** Begin Information given **
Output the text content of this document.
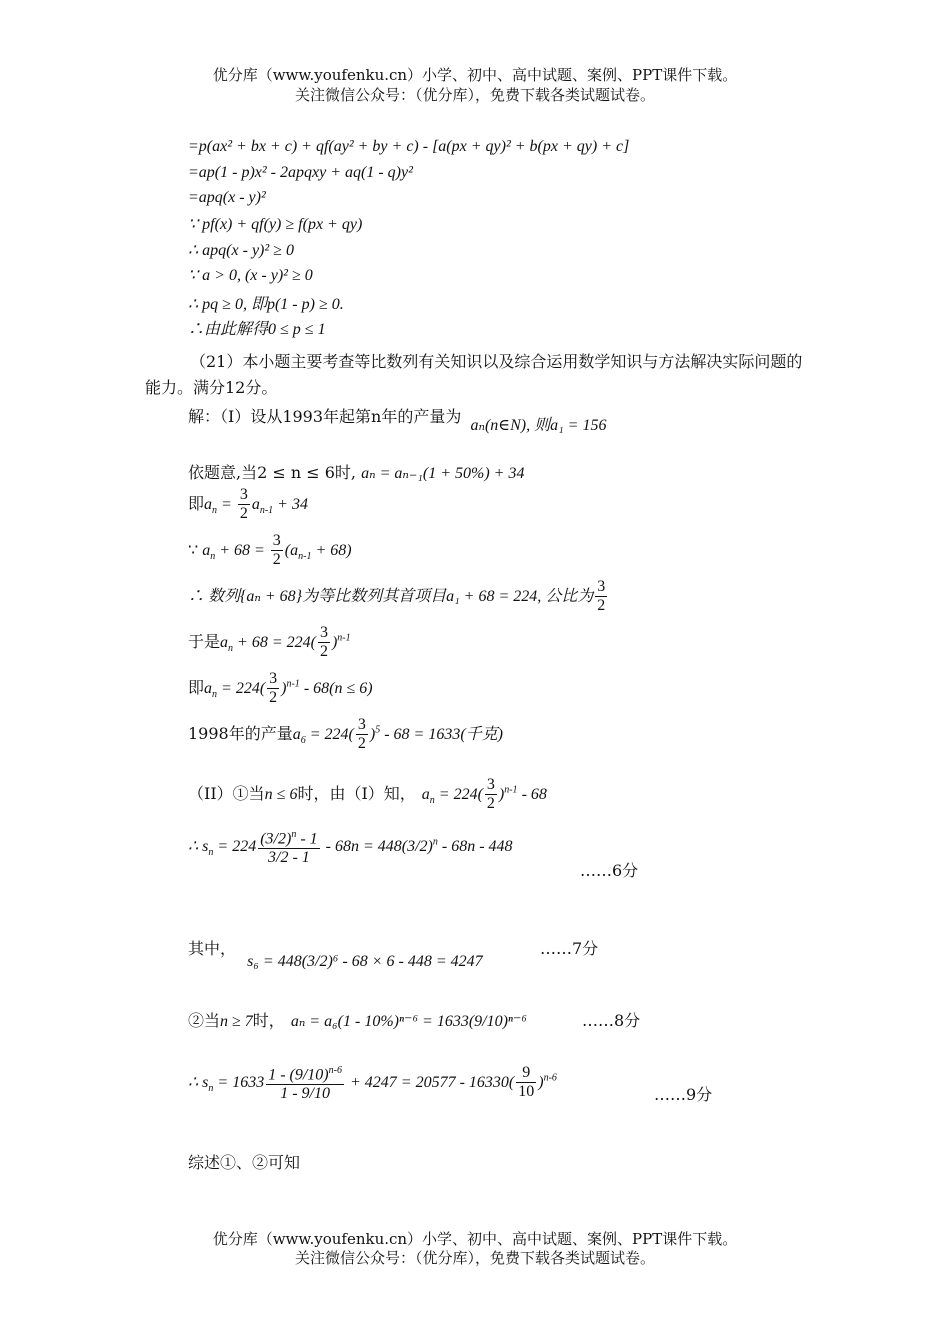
优分库（www.youfenku.cn）小学、初中、高中试题、案例、PPT课件下载。
关注微信公众号：（优分库），免费下载各类试题试卷。
=p(ax² + bx + c) + qf(ay² + by + c) - [a(px + qy)² + b(px + qy) + c]
=ap(1 - p)x² - 2apqxy + aq(1 - q)y²
=apq(x - y)²
∵ pf(x) + qf(y) ≥ f(px + qy)
∴ apq(x - y)² ≥ 0
∵ a > 0, (x - y)² ≥ 0
∴ pq ≥ 0, 即p(1 - p) ≥ 0.
∴由此解得0 ≤ p ≤ 1
（21）本小题主要考查等比数列有关知识以及综合运用数学知识与方法解决实际问题的能力。满分12分。
解：（I）设从1993年起第n年的产量为 aₙ(n∈N), 则a₁ = 156
依题意,当2 ≤ n ≤ 6时, aₙ = aₙ₋₁(1 + 50%) + 34
即$a_n = \frac{3}{2} a_{n-1} + 34$
∵ $a_n + 68 = \frac{3}{2} (a_{n-1} + 68)$
∴ 数列{aₙ + 68}为等比数列其首项目a₁ + 68 = 224, 公比为 $\frac{3}{2}$
于是$a_n + 68 = 224( \frac{3}{2} )^{n-1}$
即$a_n = 224( \frac{3}{2} )^{n-1} - 68(n \le 6)$
1998年的产量$a_6 = 224( \frac{3}{2} )^5 - 68 = 1633$(千克)
（II）①当n ≤ 6时，由（I）知， $a_n = 224( \frac{3}{2} )^{n-1} - 68$
∴ $s_n = 224 \frac{(3/2)^n - 1}{3/2 - 1} - 68n = 448(3/2)^n - 68n - 448$
……6分
其中， s₆ = 448(3/2)⁶ - 68 × 6 - 448 = 4247
……7分
②当n ≥ 7时， aₙ = a₆(1 - 10%)ⁿ⁻⁶ = 1633(9/10)ⁿ⁻⁶	……8分
∴ $s_n = 1633 \frac{1 - (9/10)^{n-6}}{1 - 9/10} + 4247 = 20577 - 16330( \frac{9}{10} )^{n-6}$
……9分
综述①、②可知
优分库（www.youfenku.cn）小学、初中、高中试题、案例、PPT课件下载。
关注微信公众号：（优分库），免费下载各类试题试卷。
** End Information given **
In the copy, include all records verbatim but no images.

Completed task:
Output the text content of this document.
优分库（www.youfenku.cn）小学、初中、高中试题、案例、PPT课件下载。
关注微信公众号：（优分库），免费下载各类试题试卷。
=p(ax² + bx + c) + qf(ay² + by + c) - [a(px + qy)² + b(px + qy) + c]
=ap(1 - p)x² - 2apqxy + aq(1 - q)y²
=apq(x - y)²
∵ pf(x) + qf(y) ≥ f(px + qy)
∴ apq(x - y)² ≥ 0
∵ a > 0, (x - y)² ≥ 0
∴ pq ≥ 0, 即p(1 - p) ≥ 0.
∴由此解得0 ≤ p ≤ 1
（21）本小题主要考查等比数列有关知识以及综合运用数学知识与方法解决实际问题的能力。满分12分。
解：（I）设从1993年起第n年的产量为 aₙ(n∈N), 则a₁ = 156
依题意,当2 ≤ n ≤ 6时, aₙ = aₙ₋₁(1 + 50%) + 34
即$a_n = \frac{3}{2} a_{n-1} + 34$
∵ $a_n + 68 = \frac{3}{2} (a_{n-1} + 68)$
∴ 数列{aₙ + 68}为等比数列其首项目a₁ + 68 = 224, 公比为 $\frac{3}{2}$
于是$a_n + 68 = 224( \frac{3}{2} )^{n-1}$
即$a_n = 224( \frac{3}{2} )^{n-1} - 68(n \le 6)$
1998年的产量$a_6 = 224( \frac{3}{2} )^5 - 68 = 1633$(千克)
（II）①当n ≤ 6时，由（I）知， $a_n = 224( \frac{3}{2} )^{n-1} - 68$
∴ $s_n = 224 \frac{(3/2)^n - 1}{3/2 - 1} - 68n = 448(3/2)^n - 68n - 448$
……6分
其中， s₆ = 448(3/2)⁶ - 68 × 6 - 448 = 4247
……7分
②当n ≥ 7时， aₙ = a₆(1 - 10%)ⁿ⁻⁶ = 1633(9/10)ⁿ⁻⁶	……8分
∴ $s_n = 1633 \frac{1 - (9/10)^{n-6}}{1 - 9/10} + 4247 = 20577 - 16330( \frac{9}{10} )^{n-6}$
……9分
综述①、②可知
优分库（www.youfenku.cn）小学、初中、高中试题、案例、PPT课件下载。
关注微信公众号：（优分库），免费下载各类试题试卷。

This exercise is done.